** start of Data for the task **

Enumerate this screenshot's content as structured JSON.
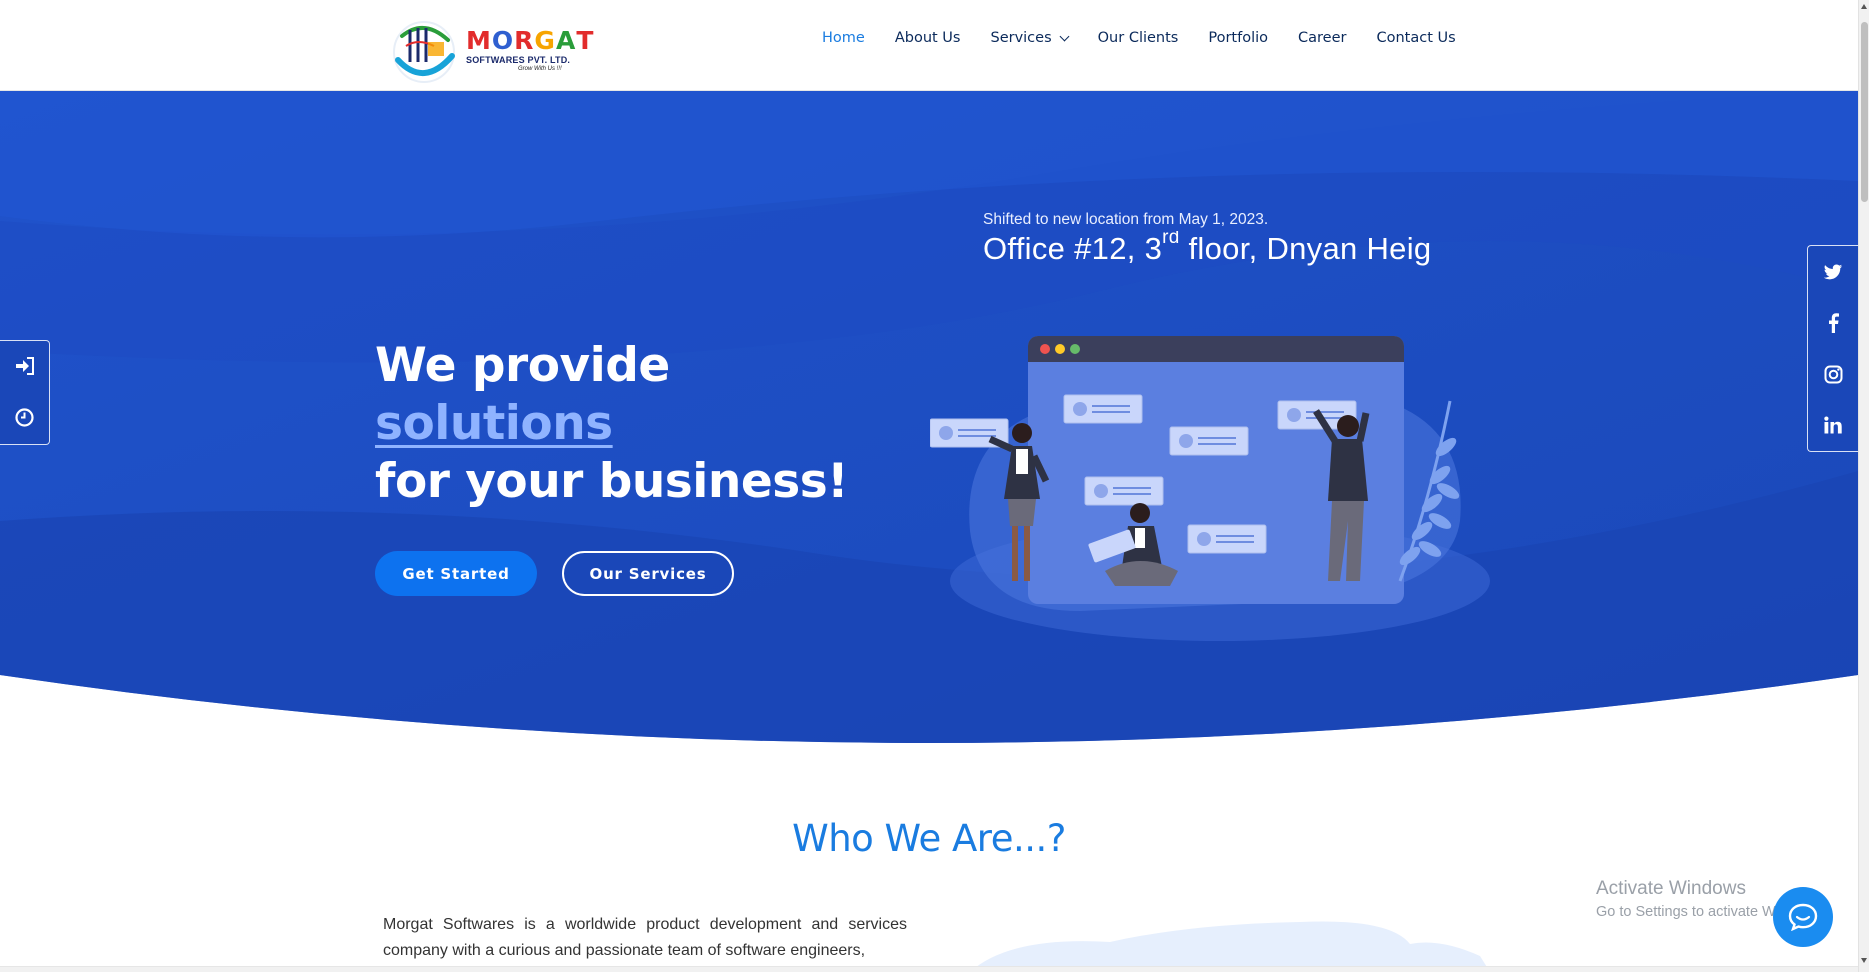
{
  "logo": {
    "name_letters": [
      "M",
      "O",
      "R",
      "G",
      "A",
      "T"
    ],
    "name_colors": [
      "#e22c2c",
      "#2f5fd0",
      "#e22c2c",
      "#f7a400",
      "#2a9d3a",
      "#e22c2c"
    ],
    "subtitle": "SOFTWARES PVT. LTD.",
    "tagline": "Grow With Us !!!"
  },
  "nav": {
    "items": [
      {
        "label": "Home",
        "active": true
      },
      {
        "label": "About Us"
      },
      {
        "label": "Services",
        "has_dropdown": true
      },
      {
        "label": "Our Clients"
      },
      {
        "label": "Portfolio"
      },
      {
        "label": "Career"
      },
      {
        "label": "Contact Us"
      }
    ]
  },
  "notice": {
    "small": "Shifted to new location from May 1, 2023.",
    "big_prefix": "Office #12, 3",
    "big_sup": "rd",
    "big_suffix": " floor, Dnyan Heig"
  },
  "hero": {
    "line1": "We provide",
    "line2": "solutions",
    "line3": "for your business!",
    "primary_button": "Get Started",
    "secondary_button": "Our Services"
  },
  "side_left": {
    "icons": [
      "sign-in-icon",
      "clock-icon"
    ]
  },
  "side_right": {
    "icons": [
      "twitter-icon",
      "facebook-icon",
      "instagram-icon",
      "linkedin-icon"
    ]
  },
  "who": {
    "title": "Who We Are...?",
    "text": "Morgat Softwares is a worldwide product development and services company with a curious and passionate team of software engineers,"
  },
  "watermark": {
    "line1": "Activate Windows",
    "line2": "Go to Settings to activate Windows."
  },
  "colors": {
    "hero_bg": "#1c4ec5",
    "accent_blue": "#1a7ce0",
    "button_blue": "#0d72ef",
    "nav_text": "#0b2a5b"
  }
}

** end of Data for the task **
** start of Data for the task **

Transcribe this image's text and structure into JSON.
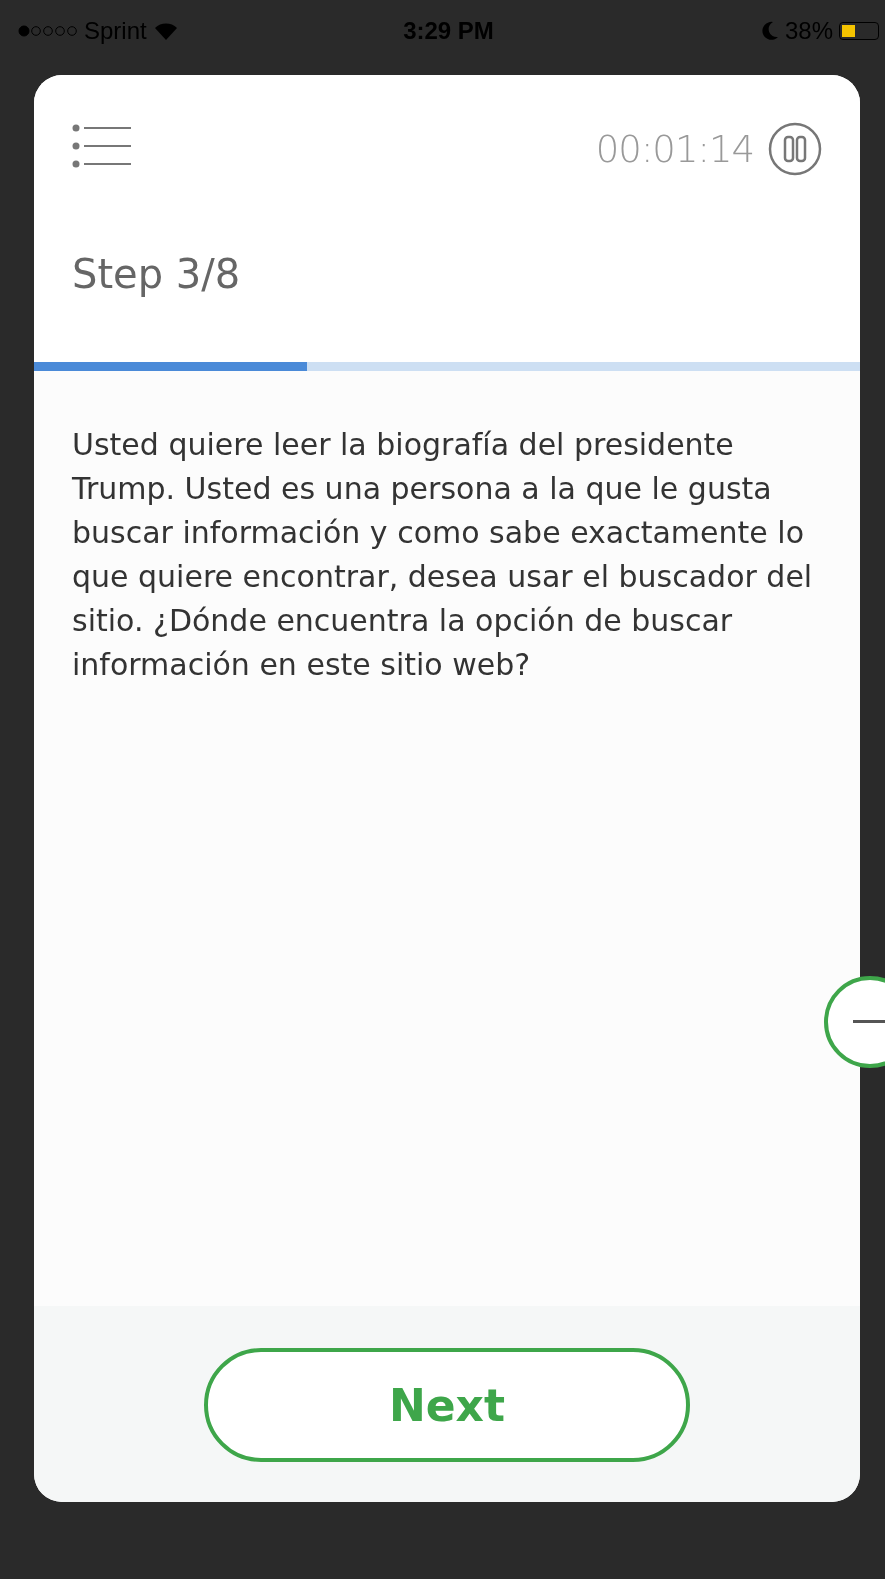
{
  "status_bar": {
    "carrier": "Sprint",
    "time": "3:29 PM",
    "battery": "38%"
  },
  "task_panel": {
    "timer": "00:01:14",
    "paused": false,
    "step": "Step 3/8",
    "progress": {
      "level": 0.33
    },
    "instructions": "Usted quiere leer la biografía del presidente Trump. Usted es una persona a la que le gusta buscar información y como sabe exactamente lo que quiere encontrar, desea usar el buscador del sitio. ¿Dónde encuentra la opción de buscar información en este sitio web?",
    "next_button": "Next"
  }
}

** end of Data for the task **

Track down all lines above with the string "this" and copy them.

Enumerate this screenshot's content as structured JSON.
Transcribe this image's text and structure into JSON.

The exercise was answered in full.